> **Problem details**: Copy the data below exactly.

> **Records shown**:
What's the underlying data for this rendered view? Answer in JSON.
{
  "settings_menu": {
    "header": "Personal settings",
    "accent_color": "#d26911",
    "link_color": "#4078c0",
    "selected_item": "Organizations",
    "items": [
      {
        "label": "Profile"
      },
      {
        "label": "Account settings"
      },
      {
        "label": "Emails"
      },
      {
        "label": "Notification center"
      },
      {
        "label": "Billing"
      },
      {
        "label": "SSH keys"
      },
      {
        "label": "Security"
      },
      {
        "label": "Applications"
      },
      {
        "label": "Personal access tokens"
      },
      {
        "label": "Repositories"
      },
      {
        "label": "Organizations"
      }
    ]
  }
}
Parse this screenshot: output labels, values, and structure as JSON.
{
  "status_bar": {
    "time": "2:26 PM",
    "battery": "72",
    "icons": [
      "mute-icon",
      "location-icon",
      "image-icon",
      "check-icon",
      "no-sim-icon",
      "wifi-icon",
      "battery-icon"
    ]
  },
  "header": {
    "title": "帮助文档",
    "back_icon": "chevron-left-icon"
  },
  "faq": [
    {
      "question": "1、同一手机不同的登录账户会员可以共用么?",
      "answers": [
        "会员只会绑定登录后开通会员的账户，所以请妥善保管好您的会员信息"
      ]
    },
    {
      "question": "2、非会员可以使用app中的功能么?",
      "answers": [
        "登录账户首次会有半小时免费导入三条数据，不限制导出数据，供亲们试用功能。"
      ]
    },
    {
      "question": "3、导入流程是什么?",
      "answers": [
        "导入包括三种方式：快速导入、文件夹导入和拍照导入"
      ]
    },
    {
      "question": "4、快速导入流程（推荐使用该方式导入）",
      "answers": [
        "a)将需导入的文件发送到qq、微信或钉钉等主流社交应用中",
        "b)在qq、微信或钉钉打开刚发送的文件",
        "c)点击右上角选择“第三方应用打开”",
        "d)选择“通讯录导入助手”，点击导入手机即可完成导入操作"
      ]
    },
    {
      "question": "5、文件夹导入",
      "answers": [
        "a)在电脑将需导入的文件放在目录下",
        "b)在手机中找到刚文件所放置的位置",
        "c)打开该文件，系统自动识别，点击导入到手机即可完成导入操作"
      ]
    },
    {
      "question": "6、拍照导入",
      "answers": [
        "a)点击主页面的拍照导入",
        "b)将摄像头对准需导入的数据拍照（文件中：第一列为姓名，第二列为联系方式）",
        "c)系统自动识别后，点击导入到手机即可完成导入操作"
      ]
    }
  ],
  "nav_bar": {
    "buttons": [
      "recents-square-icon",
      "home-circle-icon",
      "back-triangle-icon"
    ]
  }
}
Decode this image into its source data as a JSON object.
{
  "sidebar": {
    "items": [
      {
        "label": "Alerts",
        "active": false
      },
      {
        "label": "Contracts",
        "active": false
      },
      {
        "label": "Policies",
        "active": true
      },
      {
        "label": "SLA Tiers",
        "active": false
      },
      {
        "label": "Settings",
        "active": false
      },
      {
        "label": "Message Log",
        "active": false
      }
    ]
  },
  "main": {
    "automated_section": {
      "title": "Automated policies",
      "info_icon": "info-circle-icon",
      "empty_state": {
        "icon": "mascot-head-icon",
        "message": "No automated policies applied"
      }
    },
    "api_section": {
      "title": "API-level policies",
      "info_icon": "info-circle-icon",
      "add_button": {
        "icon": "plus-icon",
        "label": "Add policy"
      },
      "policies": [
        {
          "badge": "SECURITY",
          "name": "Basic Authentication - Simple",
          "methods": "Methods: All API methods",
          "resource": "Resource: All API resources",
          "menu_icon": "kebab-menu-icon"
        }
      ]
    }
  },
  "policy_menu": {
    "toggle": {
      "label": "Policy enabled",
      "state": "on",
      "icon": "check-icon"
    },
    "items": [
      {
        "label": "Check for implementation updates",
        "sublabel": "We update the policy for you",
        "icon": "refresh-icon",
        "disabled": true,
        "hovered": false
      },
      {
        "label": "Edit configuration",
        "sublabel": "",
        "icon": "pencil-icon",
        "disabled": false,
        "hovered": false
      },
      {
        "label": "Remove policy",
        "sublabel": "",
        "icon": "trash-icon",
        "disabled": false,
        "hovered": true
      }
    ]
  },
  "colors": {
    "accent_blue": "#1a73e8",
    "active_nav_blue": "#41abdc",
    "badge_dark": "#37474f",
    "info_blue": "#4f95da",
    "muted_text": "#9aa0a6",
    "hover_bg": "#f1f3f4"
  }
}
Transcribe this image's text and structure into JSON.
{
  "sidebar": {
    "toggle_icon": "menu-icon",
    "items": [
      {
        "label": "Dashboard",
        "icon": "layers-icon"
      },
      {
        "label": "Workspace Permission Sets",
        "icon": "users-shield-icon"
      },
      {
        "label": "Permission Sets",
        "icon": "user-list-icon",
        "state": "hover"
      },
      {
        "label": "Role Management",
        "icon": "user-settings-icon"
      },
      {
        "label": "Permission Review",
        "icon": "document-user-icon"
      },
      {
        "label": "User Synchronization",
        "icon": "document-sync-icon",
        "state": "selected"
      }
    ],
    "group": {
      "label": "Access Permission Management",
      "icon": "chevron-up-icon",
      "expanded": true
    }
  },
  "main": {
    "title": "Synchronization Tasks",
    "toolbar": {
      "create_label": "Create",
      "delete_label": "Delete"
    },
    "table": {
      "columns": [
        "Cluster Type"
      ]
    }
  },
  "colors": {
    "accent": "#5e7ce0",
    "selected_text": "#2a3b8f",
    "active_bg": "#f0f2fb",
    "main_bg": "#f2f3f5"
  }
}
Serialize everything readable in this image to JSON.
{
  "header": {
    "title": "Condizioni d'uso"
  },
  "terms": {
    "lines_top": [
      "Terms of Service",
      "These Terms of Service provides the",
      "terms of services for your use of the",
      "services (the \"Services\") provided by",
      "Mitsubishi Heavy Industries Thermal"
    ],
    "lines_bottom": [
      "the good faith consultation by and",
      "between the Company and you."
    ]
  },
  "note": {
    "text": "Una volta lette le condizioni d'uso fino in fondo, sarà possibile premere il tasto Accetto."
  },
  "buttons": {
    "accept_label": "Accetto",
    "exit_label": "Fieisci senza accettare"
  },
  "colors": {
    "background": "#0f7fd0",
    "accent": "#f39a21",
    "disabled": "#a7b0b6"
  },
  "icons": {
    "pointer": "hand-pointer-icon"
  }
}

> **Result of the task**:
What's the underlying data for this rendered view? Answer in JSON.
{
  "settings_menu": {
    "header": "Personal settings",
    "accent_color": "#d26911",
    "link_color": "#4078c0",
    "selected_item": "Organizations",
    "items": [
      {
        "label": "Profile"
      },
      {
        "label": "Account settings"
      },
      {
        "label": "Emails"
      },
      {
        "label": "Notification center"
      },
      {
        "label": "Billing"
      },
      {
        "label": "SSH keys"
      },
      {
        "label": "Security"
      },
      {
        "label": "Applications"
      },
      {
        "label": "Personal access tokens"
      },
      {
        "label": "Repositories"
      },
      {
        "label": "Organizations"
      }
    ]
  }
}
Parse this screenshot: output labels, values, and structure as JSON.
{
  "status_bar": {
    "time": "2:26 PM",
    "battery": "72",
    "icons": [
      "mute-icon",
      "location-icon",
      "image-icon",
      "check-icon",
      "no-sim-icon",
      "wifi-icon",
      "battery-icon"
    ]
  },
  "header": {
    "title": "帮助文档",
    "back_icon": "chevron-left-icon"
  },
  "faq": [
    {
      "question": "1、同一手机不同的登录账户会员可以共用么?",
      "answers": [
        "会员只会绑定登录后开通会员的账户，所以请妥善保管好您的会员信息"
      ]
    },
    {
      "question": "2、非会员可以使用app中的功能么?",
      "answers": [
        "登录账户首次会有半小时免费导入三条数据，不限制导出数据，供亲们试用功能。"
      ]
    },
    {
      "question": "3、导入流程是什么?",
      "answers": [
        "导入包括三种方式：快速导入、文件夹导入和拍照导入"
      ]
    },
    {
      "question": "4、快速导入流程（推荐使用该方式导入）",
      "answers": [
        "a)将需导入的文件发送到qq、微信或钉钉等主流社交应用中",
        "b)在qq、微信或钉钉打开刚发送的文件",
        "c)点击右上角选择“第三方应用打开”",
        "d)选择“通讯录导入助手”，点击导入手机即可完成导入操作"
      ]
    },
    {
      "question": "5、文件夹导入",
      "answers": [
        "a)在电脑将需导入的文件放在目录下",
        "b)在手机中找到刚文件所放置的位置",
        "c)打开该文件，系统自动识别，点击导入到手机即可完成导入操作"
      ]
    },
    {
      "question": "6、拍照导入",
      "answers": [
        "a)点击主页面的拍照导入",
        "b)将摄像头对准需导入的数据拍照（文件中：第一列为姓名，第二列为联系方式）",
        "c)系统自动识别后，点击导入到手机即可完成导入操作"
      ]
    }
  ],
  "nav_bar": {
    "buttons": [
      "recents-square-icon",
      "home-circle-icon",
      "back-triangle-icon"
    ]
  }
}
Decode this image into its source data as a JSON object.
{
  "sidebar": {
    "items": [
      {
        "label": "Alerts",
        "active": false
      },
      {
        "label": "Contracts",
        "active": false
      },
      {
        "label": "Policies",
        "active": true
      },
      {
        "label": "SLA Tiers",
        "active": false
      },
      {
        "label": "Settings",
        "active": false
      },
      {
        "label": "Message Log",
        "active": false
      }
    ]
  },
  "main": {
    "automated_section": {
      "title": "Automated policies",
      "info_icon": "info-circle-icon",
      "empty_state": {
        "icon": "mascot-head-icon",
        "message": "No automated policies applied"
      }
    },
    "api_section": {
      "title": "API-level policies",
      "info_icon": "info-circle-icon",
      "add_button": {
        "icon": "plus-icon",
        "label": "Add policy"
      },
      "policies": [
        {
          "badge": "SECURITY",
          "name": "Basic Authentication - Simple",
          "methods": "Methods: All API methods",
          "resource": "Resource: All API resources",
          "menu_icon": "kebab-menu-icon"
        }
      ]
    }
  },
  "policy_menu": {
    "toggle": {
      "label": "Policy enabled",
      "state": "on",
      "icon": "check-icon"
    },
    "items": [
      {
        "label": "Check for implementation updates",
        "sublabel": "We update the policy for you",
        "icon": "refresh-icon",
        "disabled": true,
        "hovered": false
      },
      {
        "label": "Edit configuration",
        "sublabel": "",
        "icon": "pencil-icon",
        "disabled": false,
        "hovered": false
      },
      {
        "label": "Remove policy",
        "sublabel": "",
        "icon": "trash-icon",
        "disabled": false,
        "hovered": true
      }
    ]
  },
  "colors": {
    "accent_blue": "#1a73e8",
    "active_nav_blue": "#41abdc",
    "badge_dark": "#37474f",
    "info_blue": "#4f95da",
    "muted_text": "#9aa0a6",
    "hover_bg": "#f1f3f4"
  }
}
Transcribe this image's text and structure into JSON.
{
  "sidebar": {
    "toggle_icon": "menu-icon",
    "items": [
      {
        "label": "Dashboard",
        "icon": "layers-icon"
      },
      {
        "label": "Workspace Permission Sets",
        "icon": "users-shield-icon"
      },
      {
        "label": "Permission Sets",
        "icon": "user-list-icon",
        "state": "hover"
      },
      {
        "label": "Role Management",
        "icon": "user-settings-icon"
      },
      {
        "label": "Permission Review",
        "icon": "document-user-icon"
      },
      {
        "label": "User Synchronization",
        "icon": "document-sync-icon",
        "state": "selected"
      }
    ],
    "group": {
      "label": "Access Permission Management",
      "icon": "chevron-up-icon",
      "expanded": true
    }
  },
  "main": {
    "title": "Synchronization Tasks",
    "toolbar": {
      "create_label": "Create",
      "delete_label": "Delete"
    },
    "table": {
      "columns": [
        "Cluster Type"
      ]
    }
  },
  "colors": {
    "accent": "#5e7ce0",
    "selected_text": "#2a3b8f",
    "active_bg": "#f0f2fb",
    "main_bg": "#f2f3f5"
  }
}
Serialize everything readable in this image to JSON.
{
  "header": {
    "title": "Condizioni d'uso"
  },
  "terms": {
    "lines_top": [
      "Terms of Service",
      "These Terms of Service provides the",
      "terms of services for your use of the",
      "services (the \"Services\") provided by",
      "Mitsubishi Heavy Industries Thermal"
    ],
    "lines_bottom": [
      "the good faith consultation by and",
      "between the Company and you."
    ]
  },
  "note": {
    "text": "Una volta lette le condizioni d'uso fino in fondo, sarà possibile premere il tasto Accetto."
  },
  "buttons": {
    "accept_label": "Accetto",
    "exit_label": "Fieisci senza accettare"
  },
  "colors": {
    "background": "#0f7fd0",
    "accent": "#f39a21",
    "disabled": "#a7b0b6"
  },
  "icons": {
    "pointer": "hand-pointer-icon"
  }
}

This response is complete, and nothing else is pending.